_CHALLENGE_. Find the string "позволяет" in the records. Copy every line it appears in.

# # # # # # #

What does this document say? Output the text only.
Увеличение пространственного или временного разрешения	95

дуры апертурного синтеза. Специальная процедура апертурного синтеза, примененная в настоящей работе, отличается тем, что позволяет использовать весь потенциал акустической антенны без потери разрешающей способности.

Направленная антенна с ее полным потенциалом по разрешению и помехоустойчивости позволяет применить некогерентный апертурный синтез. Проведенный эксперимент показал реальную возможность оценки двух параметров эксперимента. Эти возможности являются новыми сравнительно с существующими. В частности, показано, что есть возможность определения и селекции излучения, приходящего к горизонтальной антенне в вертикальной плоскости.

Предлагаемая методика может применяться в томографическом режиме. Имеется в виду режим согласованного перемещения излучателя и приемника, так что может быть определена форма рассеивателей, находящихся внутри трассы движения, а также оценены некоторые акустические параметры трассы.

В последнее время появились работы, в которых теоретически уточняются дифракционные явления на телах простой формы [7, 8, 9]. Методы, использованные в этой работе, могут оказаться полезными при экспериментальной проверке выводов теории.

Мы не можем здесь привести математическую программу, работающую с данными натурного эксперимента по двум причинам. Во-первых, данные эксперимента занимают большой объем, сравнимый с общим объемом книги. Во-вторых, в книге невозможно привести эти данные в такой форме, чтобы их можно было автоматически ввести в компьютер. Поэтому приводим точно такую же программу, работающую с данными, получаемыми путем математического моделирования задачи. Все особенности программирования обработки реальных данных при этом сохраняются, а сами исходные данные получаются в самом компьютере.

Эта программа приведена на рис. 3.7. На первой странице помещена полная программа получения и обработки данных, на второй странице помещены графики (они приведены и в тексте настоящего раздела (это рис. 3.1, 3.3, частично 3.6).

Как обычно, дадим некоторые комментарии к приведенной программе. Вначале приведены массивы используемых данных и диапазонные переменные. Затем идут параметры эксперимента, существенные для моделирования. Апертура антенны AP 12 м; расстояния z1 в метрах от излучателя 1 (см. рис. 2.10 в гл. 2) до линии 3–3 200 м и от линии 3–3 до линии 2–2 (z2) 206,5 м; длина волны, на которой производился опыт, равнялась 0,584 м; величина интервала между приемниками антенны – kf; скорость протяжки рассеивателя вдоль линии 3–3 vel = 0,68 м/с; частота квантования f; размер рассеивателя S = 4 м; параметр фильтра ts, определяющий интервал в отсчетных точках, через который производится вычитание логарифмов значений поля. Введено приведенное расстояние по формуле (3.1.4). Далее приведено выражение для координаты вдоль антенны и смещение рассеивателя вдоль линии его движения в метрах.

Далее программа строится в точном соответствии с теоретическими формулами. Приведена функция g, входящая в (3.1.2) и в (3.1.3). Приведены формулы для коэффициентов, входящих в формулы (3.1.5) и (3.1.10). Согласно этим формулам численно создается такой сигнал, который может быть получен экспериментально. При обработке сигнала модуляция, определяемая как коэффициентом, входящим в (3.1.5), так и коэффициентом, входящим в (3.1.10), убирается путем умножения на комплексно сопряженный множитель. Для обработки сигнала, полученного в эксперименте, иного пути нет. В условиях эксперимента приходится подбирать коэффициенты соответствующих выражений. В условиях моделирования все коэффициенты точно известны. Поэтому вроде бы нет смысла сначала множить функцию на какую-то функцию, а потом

# # # # # # #

_RESPONSE TO THE EXERCISE_.
дуры апертурного синтеза. Специальная процедура апертурного синтеза, примененная в настоящей работе, отличается тем, что позволяет использовать весь потенциал акустической антенны без потери разрешающей способности.
Направленная антенна с ее полным потенциалом по разрешению и помехоустойчивости позволяет применить некогерентный апертурный синтез. Проведенный эксперимент показал реальную возможность оценки двух параметров эксперимента. Эти возможности являются новыми сравнительно с существующими. В частности, показано, что есть возможность определения и селекции излучения, приходящего к горизонтальной антенне в вертикальной плоскости.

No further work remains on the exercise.